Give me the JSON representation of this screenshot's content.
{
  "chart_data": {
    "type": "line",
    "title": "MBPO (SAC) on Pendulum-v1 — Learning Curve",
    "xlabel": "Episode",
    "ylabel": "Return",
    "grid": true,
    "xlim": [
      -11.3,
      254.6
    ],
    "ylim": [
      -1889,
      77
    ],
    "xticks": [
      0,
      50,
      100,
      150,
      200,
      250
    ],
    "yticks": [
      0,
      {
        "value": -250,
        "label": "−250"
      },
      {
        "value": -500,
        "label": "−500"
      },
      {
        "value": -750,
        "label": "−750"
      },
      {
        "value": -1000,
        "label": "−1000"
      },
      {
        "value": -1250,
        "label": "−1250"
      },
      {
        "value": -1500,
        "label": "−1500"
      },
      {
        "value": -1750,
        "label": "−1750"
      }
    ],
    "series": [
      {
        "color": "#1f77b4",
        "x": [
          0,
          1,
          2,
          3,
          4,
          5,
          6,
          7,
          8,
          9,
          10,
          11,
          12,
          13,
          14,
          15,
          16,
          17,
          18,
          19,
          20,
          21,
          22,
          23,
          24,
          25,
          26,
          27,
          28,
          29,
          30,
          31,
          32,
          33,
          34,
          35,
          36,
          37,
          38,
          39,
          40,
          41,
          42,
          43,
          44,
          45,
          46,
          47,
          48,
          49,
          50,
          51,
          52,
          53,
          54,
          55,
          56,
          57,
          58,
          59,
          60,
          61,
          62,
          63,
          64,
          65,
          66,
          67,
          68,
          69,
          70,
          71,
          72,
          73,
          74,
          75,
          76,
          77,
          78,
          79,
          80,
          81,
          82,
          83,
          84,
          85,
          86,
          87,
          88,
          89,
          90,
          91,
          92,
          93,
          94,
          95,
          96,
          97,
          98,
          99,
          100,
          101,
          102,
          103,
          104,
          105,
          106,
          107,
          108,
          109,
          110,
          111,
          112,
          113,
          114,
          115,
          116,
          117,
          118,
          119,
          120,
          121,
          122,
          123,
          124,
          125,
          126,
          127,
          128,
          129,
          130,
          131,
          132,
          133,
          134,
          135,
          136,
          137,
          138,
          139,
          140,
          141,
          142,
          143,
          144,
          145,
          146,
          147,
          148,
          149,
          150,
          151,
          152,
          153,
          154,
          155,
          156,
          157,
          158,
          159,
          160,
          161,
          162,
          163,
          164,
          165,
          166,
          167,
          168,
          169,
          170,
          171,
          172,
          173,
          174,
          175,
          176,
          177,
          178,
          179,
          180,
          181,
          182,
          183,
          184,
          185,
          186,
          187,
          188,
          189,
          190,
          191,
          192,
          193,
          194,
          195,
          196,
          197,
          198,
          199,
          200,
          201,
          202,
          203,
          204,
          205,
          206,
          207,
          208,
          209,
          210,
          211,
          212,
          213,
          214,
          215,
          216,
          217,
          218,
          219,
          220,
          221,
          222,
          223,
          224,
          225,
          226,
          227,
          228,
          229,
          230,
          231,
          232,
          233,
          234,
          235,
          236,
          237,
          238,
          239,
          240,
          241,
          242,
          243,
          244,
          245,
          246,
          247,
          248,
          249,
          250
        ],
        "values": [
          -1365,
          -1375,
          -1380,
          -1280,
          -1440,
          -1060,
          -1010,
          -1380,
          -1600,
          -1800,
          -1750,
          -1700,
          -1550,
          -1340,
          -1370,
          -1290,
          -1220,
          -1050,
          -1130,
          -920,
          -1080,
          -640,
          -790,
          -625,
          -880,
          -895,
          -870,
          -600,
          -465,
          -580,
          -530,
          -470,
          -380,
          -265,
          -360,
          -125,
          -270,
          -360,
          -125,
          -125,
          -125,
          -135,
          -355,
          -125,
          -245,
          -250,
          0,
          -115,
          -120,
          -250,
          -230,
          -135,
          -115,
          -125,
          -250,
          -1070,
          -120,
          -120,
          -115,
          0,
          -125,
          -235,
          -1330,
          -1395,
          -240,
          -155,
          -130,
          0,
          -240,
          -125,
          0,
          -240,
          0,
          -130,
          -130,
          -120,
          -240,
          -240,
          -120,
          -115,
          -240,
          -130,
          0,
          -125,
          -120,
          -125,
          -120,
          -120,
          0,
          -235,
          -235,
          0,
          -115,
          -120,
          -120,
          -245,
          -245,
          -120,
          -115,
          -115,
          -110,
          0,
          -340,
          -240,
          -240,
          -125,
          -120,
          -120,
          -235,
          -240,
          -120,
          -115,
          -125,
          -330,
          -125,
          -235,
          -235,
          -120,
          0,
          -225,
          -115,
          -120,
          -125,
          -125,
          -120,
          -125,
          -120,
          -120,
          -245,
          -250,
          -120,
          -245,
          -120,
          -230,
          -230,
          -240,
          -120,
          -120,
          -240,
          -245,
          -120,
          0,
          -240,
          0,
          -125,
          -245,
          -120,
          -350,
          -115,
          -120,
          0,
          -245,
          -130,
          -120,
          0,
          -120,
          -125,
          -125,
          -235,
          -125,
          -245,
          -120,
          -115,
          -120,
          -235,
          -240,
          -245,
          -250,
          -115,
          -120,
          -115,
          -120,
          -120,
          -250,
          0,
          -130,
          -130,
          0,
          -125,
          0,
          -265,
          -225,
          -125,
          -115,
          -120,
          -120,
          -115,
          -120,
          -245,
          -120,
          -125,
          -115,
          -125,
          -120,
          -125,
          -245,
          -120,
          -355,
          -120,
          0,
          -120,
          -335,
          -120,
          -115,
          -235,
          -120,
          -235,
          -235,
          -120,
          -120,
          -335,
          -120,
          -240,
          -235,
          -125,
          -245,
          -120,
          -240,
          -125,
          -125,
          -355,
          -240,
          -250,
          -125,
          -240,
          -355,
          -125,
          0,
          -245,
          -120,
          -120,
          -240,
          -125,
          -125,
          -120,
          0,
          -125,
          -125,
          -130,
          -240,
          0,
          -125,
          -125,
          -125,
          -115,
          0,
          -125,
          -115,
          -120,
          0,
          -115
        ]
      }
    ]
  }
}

● What you have to do: Word for word, write out the data.

● Answer to the exercise:
Give me the JSON representation of this screenshot's content.
{
  "chart_data": {
    "type": "line",
    "title": "MBPO (SAC) on Pendulum-v1 — Learning Curve",
    "xlabel": "Episode",
    "ylabel": "Return",
    "grid": true,
    "xlim": [
      -11.3,
      254.6
    ],
    "ylim": [
      -1889,
      77
    ],
    "xticks": [
      0,
      50,
      100,
      150,
      200,
      250
    ],
    "yticks": [
      0,
      {
        "value": -250,
        "label": "−250"
      },
      {
        "value": -500,
        "label": "−500"
      },
      {
        "value": -750,
        "label": "−750"
      },
      {
        "value": -1000,
        "label": "−1000"
      },
      {
        "value": -1250,
        "label": "−1250"
      },
      {
        "value": -1500,
        "label": "−1500"
      },
      {
        "value": -1750,
        "label": "−1750"
      }
    ],
    "series": [
      {
        "color": "#1f77b4",
        "x": [
          0,
          1,
          2,
          3,
          4,
          5,
          6,
          7,
          8,
          9,
          10,
          11,
          12,
          13,
          14,
          15,
          16,
          17,
          18,
          19,
          20,
          21,
          22,
          23,
          24,
          25,
          26,
          27,
          28,
          29,
          30,
          31,
          32,
          33,
          34,
          35,
          36,
          37,
          38,
          39,
          40,
          41,
          42,
          43,
          44,
          45,
          46,
          47,
          48,
          49,
          50,
          51,
          52,
          53,
          54,
          55,
          56,
          57,
          58,
          59,
          60,
          61,
          62,
          63,
          64,
          65,
          66,
          67,
          68,
          69,
          70,
          71,
          72,
          73,
          74,
          75,
          76,
          77,
          78,
          79,
          80,
          81,
          82,
          83,
          84,
          85,
          86,
          87,
          88,
          89,
          90,
          91,
          92,
          93,
          94,
          95,
          96,
          97,
          98,
          99,
          100,
          101,
          102,
          103,
          104,
          105,
          106,
          107,
          108,
          109,
          110,
          111,
          112,
          113,
          114,
          115,
          116,
          117,
          118,
          119,
          120,
          121,
          122,
          123,
          124,
          125,
          126,
          127,
          128,
          129,
          130,
          131,
          132,
          133,
          134,
          135,
          136,
          137,
          138,
          139,
          140,
          141,
          142,
          143,
          144,
          145,
          146,
          147,
          148,
          149,
          150,
          151,
          152,
          153,
          154,
          155,
          156,
          157,
          158,
          159,
          160,
          161,
          162,
          163,
          164,
          165,
          166,
          167,
          168,
          169,
          170,
          171,
          172,
          173,
          174,
          175,
          176,
          177,
          178,
          179,
          180,
          181,
          182,
          183,
          184,
          185,
          186,
          187,
          188,
          189,
          190,
          191,
          192,
          193,
          194,
          195,
          196,
          197,
          198,
          199,
          200,
          201,
          202,
          203,
          204,
          205,
          206,
          207,
          208,
          209,
          210,
          211,
          212,
          213,
          214,
          215,
          216,
          217,
          218,
          219,
          220,
          221,
          222,
          223,
          224,
          225,
          226,
          227,
          228,
          229,
          230,
          231,
          232,
          233,
          234,
          235,
          236,
          237,
          238,
          239,
          240,
          241,
          242,
          243,
          244,
          245,
          246,
          247,
          248,
          249,
          250
        ],
        "values": [
          -1365,
          -1375,
          -1380,
          -1280,
          -1440,
          -1060,
          -1010,
          -1380,
          -1600,
          -1800,
          -1750,
          -1700,
          -1550,
          -1340,
          -1370,
          -1290,
          -1220,
          -1050,
          -1130,
          -920,
          -1080,
          -640,
          -790,
          -625,
          -880,
          -895,
          -870,
          -600,
          -465,
          -580,
          -530,
          -470,
          -380,
          -265,
          -360,
          -125,
          -270,
          -360,
          -125,
          -125,
          -125,
          -135,
          -355,
          -125,
          -245,
          -250,
          0,
          -115,
          -120,
          -250,
          -230,
          -135,
          -115,
          -125,
          -250,
          -1070,
          -120,
          -120,
          -115,
          0,
          -125,
          -235,
          -1330,
          -1395,
          -240,
          -155,
          -130,
          0,
          -240,
          -125,
          0,
          -240,
          0,
          -130,
          -130,
          -120,
          -240,
          -240,
          -120,
          -115,
          -240,
          -130,
          0,
          -125,
          -120,
          -125,
          -120,
          -120,
          0,
          -235,
          -235,
          0,
          -115,
          -120,
          -120,
          -245,
          -245,
          -120,
          -115,
          -115,
          -110,
          0,
          -340,
          -240,
          -240,
          -125,
          -120,
          -120,
          -235,
          -240,
          -120,
          -115,
          -125,
          -330,
          -125,
          -235,
          -235,
          -120,
          0,
          -225,
          -115,
          -120,
          -125,
          -125,
          -120,
          -125,
          -120,
          -120,
          -245,
          -250,
          -120,
          -245,
          -120,
          -230,
          -230,
          -240,
          -120,
          -120,
          -240,
          -245,
          -120,
          0,
          -240,
          0,
          -125,
          -245,
          -120,
          -350,
          -115,
          -120,
          0,
          -245,
          -130,
          -120,
          0,
          -120,
          -125,
          -125,
          -235,
          -125,
          -245,
          -120,
          -115,
          -120,
          -235,
          -240,
          -245,
          -250,
          -115,
          -120,
          -115,
          -120,
          -120,
          -250,
          0,
          -130,
          -130,
          0,
          -125,
          0,
          -265,
          -225,
          -125,
          -115,
          -120,
          -120,
          -115,
          -120,
          -245,
          -120,
          -125,
          -115,
          -125,
          -120,
          -125,
          -245,
          -120,
          -355,
          -120,
          0,
          -120,
          -335,
          -120,
          -115,
          -235,
          -120,
          -235,
          -235,
          -120,
          -120,
          -335,
          -120,
          -240,
          -235,
          -125,
          -245,
          -120,
          -240,
          -125,
          -125,
          -355,
          -240,
          -250,
          -125,
          -240,
          -355,
          -125,
          0,
          -245,
          -120,
          -120,
          -240,
          -125,
          -125,
          -120,
          0,
          -125,
          -125,
          -130,
          -240,
          0,
          -125,
          -125,
          -125,
          -115,
          0,
          -125,
          -115,
          -120,
          0,
          -115
        ]
      }
    ]
  }
}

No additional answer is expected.